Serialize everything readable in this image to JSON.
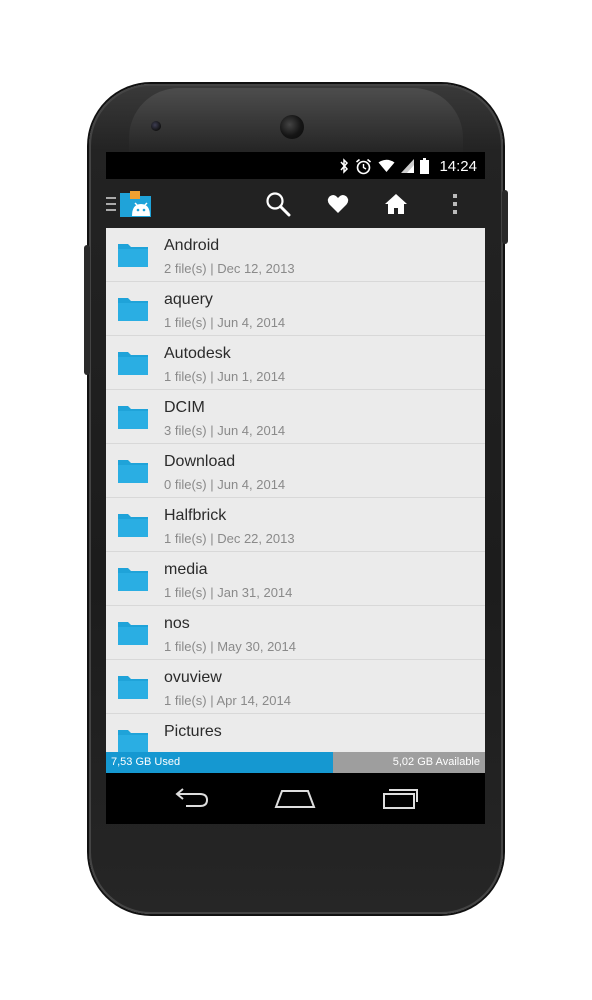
{
  "status_bar": {
    "time": "14:24",
    "icons": [
      "bluetooth-icon",
      "alarm-icon",
      "wifi-icon",
      "signal-icon",
      "battery-icon"
    ]
  },
  "action_bar": {
    "icons": [
      "drawer-menu-icon",
      "app-logo-icon",
      "search-icon",
      "heart-icon",
      "home-icon",
      "overflow-menu-icon"
    ]
  },
  "files": [
    {
      "name": "Android",
      "meta": "2 file(s) | Dec 12, 2013"
    },
    {
      "name": "aquery",
      "meta": "1 file(s) | Jun 4, 2014"
    },
    {
      "name": "Autodesk",
      "meta": "1 file(s) | Jun 1, 2014"
    },
    {
      "name": "DCIM",
      "meta": "3 file(s) | Jun 4, 2014"
    },
    {
      "name": "Download",
      "meta": "0 file(s) | Jun 4, 2014"
    },
    {
      "name": "Halfbrick",
      "meta": "1 file(s) | Dec 22, 2013"
    },
    {
      "name": "media",
      "meta": "1 file(s) | Jan 31, 2014"
    },
    {
      "name": "nos",
      "meta": "1 file(s) | May 30, 2014"
    },
    {
      "name": "ovuview",
      "meta": "1 file(s) | Apr 14, 2014"
    },
    {
      "name": "Pictures",
      "meta": ""
    }
  ],
  "storage": {
    "used_label": "7,53 GB Used",
    "available_label": "5,02 GB Available",
    "used_fraction": 0.6,
    "used_color": "#1598d1"
  },
  "nav_bar": {
    "icons": [
      "back-icon",
      "home-nav-icon",
      "recents-icon"
    ]
  },
  "colors": {
    "folder": "#1fa3d9",
    "action_bar": "#222222",
    "list_background": "#ebebeb"
  }
}
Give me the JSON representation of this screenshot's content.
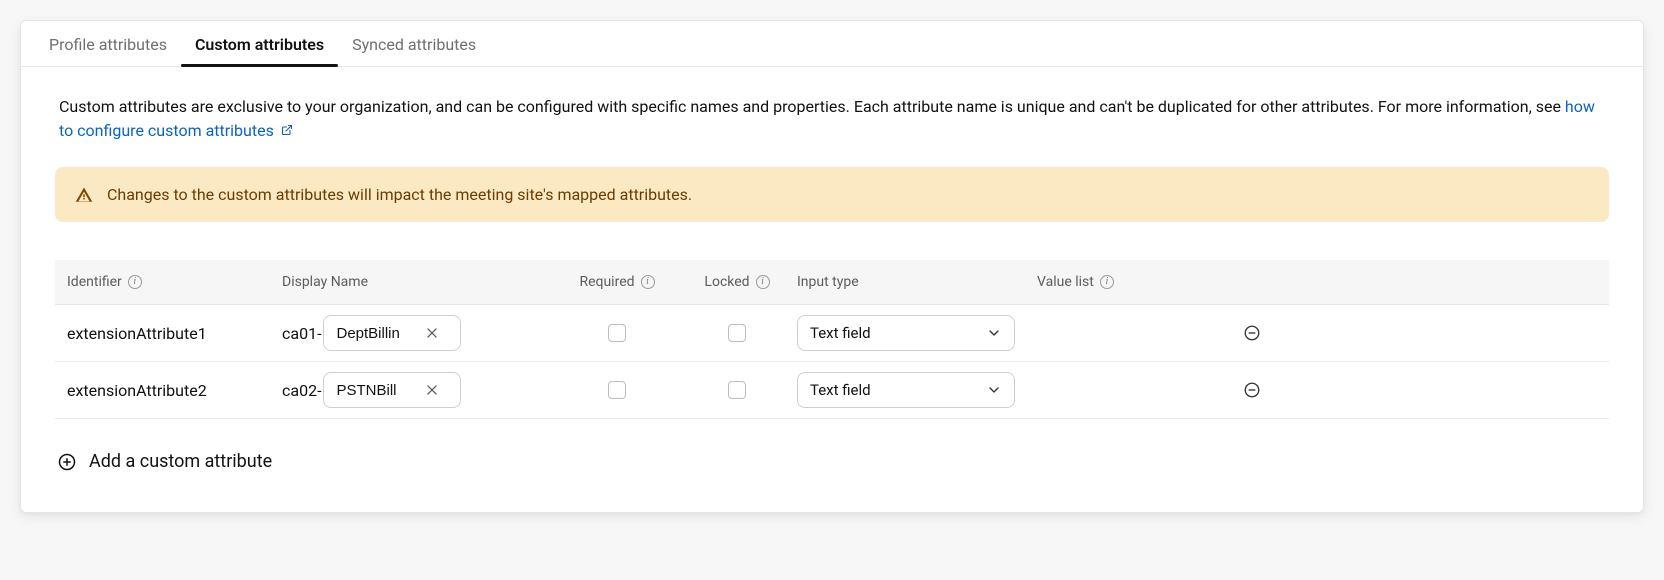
{
  "tabs": {
    "profile": "Profile attributes",
    "custom": "Custom attributes",
    "synced": "Synced attributes"
  },
  "description": {
    "text": "Custom attributes are exclusive to your organization, and can be configured with specific names and properties. Each attribute name is unique and can't be duplicated for other attributes. For more information, see ",
    "link": "how to configure custom attributes"
  },
  "alert": {
    "text": "Changes to the custom attributes will impact the meeting site's mapped attributes."
  },
  "table": {
    "headers": {
      "identifier": "Identifier",
      "display_name": "Display Name",
      "required": "Required",
      "locked": "Locked",
      "input_type": "Input type",
      "value_list": "Value list"
    },
    "rows": [
      {
        "identifier": "extensionAttribute1",
        "prefix": "ca01-",
        "name_value": "DeptBillin",
        "required": false,
        "locked": false,
        "input_type": "Text field"
      },
      {
        "identifier": "extensionAttribute2",
        "prefix": "ca02-",
        "name_value": "PSTNBill",
        "required": false,
        "locked": false,
        "input_type": "Text field"
      }
    ]
  },
  "add_label": "Add a custom attribute"
}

***

Transcribe the material exactly, keeping every word and none of the pictures.

Serialize everything readable in this image to JSON.
{
  "status_bar": {
    "time": "14:24",
    "icons": [
      "bluetooth-icon",
      "alarm-icon",
      "wifi-icon",
      "signal-icon",
      "battery-icon"
    ]
  },
  "action_bar": {
    "icons": [
      "drawer-menu-icon",
      "app-logo-icon",
      "search-icon",
      "heart-icon",
      "home-icon",
      "overflow-menu-icon"
    ]
  },
  "files": [
    {
      "name": "Android",
      "meta": "2 file(s) | Dec 12, 2013"
    },
    {
      "name": "aquery",
      "meta": "1 file(s) | Jun 4, 2014"
    },
    {
      "name": "Autodesk",
      "meta": "1 file(s) | Jun 1, 2014"
    },
    {
      "name": "DCIM",
      "meta": "3 file(s) | Jun 4, 2014"
    },
    {
      "name": "Download",
      "meta": "0 file(s) | Jun 4, 2014"
    },
    {
      "name": "Halfbrick",
      "meta": "1 file(s) | Dec 22, 2013"
    },
    {
      "name": "media",
      "meta": "1 file(s) | Jan 31, 2014"
    },
    {
      "name": "nos",
      "meta": "1 file(s) | May 30, 2014"
    },
    {
      "name": "ovuview",
      "meta": "1 file(s) | Apr 14, 2014"
    },
    {
      "name": "Pictures",
      "meta": ""
    }
  ],
  "storage": {
    "used_label": "7,53 GB Used",
    "available_label": "5,02 GB Available",
    "used_fraction": 0.6,
    "used_color": "#1598d1"
  },
  "nav_bar": {
    "icons": [
      "back-icon",
      "home-nav-icon",
      "recents-icon"
    ]
  },
  "colors": {
    "folder": "#1fa3d9",
    "action_bar": "#222222",
    "list_background": "#ebebeb"
  }
}
Give me the JSON representation of this screenshot's content.
{
  "tabs": {
    "profile": "Profile attributes",
    "custom": "Custom attributes",
    "synced": "Synced attributes"
  },
  "description": {
    "text": "Custom attributes are exclusive to your organization, and can be configured with specific names and properties. Each attribute name is unique and can't be duplicated for other attributes. For more information, see ",
    "link": "how to configure custom attributes"
  },
  "alert": {
    "text": "Changes to the custom attributes will impact the meeting site's mapped attributes."
  },
  "table": {
    "headers": {
      "identifier": "Identifier",
      "display_name": "Display Name",
      "required": "Required",
      "locked": "Locked",
      "input_type": "Input type",
      "value_list": "Value list"
    },
    "rows": [
      {
        "identifier": "extensionAttribute1",
        "prefix": "ca01-",
        "name_value": "DeptBillin",
        "required": false,
        "locked": false,
        "input_type": "Text field"
      },
      {
        "identifier": "extensionAttribute2",
        "prefix": "ca02-",
        "name_value": "PSTNBill",
        "required": false,
        "locked": false,
        "input_type": "Text field"
      }
    ]
  },
  "add_label": "Add a custom attribute"
}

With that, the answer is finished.